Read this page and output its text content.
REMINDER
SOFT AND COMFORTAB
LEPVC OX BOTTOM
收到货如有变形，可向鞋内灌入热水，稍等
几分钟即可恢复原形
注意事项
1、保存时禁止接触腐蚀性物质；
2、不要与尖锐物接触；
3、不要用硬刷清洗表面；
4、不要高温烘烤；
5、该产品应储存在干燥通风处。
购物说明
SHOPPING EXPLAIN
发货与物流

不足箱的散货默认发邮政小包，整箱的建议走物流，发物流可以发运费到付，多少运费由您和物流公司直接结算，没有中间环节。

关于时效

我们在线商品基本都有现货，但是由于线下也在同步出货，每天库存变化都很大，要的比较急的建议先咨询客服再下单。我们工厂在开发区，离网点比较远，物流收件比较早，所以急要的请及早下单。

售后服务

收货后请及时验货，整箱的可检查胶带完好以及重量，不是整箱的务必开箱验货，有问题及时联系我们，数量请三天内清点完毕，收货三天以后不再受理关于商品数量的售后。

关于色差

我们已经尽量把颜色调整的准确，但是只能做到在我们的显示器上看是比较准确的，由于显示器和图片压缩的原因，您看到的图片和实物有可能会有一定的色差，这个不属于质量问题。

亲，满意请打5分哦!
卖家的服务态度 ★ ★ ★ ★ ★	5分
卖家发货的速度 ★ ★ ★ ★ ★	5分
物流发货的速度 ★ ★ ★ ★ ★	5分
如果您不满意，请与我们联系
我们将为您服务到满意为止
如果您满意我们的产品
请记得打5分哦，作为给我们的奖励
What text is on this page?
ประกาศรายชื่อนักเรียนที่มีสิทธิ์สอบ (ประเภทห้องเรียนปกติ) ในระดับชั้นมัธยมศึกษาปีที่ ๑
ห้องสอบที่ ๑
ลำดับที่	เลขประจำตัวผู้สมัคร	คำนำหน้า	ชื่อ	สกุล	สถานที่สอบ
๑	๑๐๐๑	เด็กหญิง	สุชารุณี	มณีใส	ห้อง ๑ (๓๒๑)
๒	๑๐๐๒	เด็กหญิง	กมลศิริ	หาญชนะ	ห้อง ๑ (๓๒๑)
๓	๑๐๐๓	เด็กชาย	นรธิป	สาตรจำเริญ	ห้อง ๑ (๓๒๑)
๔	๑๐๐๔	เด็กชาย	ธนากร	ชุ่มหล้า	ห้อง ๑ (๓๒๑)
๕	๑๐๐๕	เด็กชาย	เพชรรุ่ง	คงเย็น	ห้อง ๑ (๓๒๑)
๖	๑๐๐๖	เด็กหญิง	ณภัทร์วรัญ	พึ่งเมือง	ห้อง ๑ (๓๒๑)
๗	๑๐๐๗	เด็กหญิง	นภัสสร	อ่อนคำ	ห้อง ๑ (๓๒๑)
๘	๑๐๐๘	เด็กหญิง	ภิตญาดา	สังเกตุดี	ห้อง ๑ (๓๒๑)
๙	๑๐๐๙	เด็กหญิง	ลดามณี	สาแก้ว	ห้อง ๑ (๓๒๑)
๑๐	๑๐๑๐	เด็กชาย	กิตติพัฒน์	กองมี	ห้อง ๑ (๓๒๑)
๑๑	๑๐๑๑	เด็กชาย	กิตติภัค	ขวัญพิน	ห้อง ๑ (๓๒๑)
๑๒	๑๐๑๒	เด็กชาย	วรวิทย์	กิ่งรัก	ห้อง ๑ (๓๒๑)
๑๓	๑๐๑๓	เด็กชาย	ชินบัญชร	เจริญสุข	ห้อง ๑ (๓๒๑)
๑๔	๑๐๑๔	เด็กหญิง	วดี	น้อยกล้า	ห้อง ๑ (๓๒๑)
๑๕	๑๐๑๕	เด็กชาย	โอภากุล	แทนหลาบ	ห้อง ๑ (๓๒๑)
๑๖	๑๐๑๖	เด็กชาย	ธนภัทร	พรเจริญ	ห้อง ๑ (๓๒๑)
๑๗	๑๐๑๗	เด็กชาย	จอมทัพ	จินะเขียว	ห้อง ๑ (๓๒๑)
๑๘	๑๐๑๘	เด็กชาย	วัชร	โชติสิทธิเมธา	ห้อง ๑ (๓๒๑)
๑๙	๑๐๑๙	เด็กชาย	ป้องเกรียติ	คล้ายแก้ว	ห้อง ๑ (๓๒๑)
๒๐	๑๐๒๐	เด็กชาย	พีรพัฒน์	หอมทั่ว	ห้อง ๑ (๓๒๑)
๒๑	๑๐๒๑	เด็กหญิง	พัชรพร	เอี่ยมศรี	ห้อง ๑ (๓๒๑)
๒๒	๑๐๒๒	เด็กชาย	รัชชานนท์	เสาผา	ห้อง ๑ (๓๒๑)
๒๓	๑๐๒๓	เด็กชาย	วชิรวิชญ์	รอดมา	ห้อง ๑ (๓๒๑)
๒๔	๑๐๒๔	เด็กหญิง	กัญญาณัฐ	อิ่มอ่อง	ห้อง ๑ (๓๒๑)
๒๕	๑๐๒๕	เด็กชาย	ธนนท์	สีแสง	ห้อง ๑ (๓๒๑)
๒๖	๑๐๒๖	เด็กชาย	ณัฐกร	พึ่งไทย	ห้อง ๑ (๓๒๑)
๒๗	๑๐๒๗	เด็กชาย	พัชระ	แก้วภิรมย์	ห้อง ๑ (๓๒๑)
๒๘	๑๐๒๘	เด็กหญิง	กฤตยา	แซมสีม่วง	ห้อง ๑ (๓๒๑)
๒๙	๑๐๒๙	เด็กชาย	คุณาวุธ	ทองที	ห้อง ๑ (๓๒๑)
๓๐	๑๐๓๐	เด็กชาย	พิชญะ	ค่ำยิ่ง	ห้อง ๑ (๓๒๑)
————
### WORK TO DO
In the records above, locate the lines holding the word "text". Copy each of them.

### FINISHED TASK
Read this page and output its text content.
What text is on this page?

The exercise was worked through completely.